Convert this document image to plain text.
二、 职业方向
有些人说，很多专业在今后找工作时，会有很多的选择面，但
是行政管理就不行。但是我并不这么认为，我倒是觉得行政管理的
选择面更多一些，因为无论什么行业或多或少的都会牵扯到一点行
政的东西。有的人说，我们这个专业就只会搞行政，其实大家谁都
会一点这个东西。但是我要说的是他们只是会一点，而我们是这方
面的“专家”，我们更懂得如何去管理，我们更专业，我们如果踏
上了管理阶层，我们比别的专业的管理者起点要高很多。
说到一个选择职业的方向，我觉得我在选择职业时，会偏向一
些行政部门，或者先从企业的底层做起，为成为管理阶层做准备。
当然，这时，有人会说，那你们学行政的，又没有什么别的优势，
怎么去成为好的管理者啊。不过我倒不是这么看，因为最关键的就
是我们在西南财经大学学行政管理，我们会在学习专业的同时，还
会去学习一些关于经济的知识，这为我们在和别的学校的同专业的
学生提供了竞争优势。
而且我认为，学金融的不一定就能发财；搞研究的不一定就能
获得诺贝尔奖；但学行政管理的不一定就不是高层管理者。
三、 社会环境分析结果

[WORK TO COMPLETE]: Each record above must be given again exactly.

[EXERCISE ANSWER]:
Convert this document image to plain text.
二、 职业方向
有些人说，很多专业在今后找工作时，会有很多的选择面，但
是行政管理就不行。但是我并不这么认为，我倒是觉得行政管理的
选择面更多一些，因为无论什么行业或多或少的都会牵扯到一点行
政的东西。有的人说，我们这个专业就只会搞行政，其实大家谁都
会一点这个东西。但是我要说的是他们只是会一点，而我们是这方
面的“专家”，我们更懂得如何去管理，我们更专业，我们如果踏
上了管理阶层，我们比别的专业的管理者起点要高很多。
说到一个选择职业的方向，我觉得我在选择职业时，会偏向一
些行政部门，或者先从企业的底层做起，为成为管理阶层做准备。
当然，这时，有人会说，那你们学行政的，又没有什么别的优势，
怎么去成为好的管理者啊。不过我倒不是这么看，因为最关键的就
是我们在西南财经大学学行政管理，我们会在学习专业的同时，还
会去学习一些关于经济的知识，这为我们在和别的学校的同专业的
学生提供了竞争优势。
而且我认为，学金融的不一定就能发财；搞研究的不一定就能
获得诺贝尔奖；但学行政管理的不一定就不是高层管理者。
三、 社会环境分析结果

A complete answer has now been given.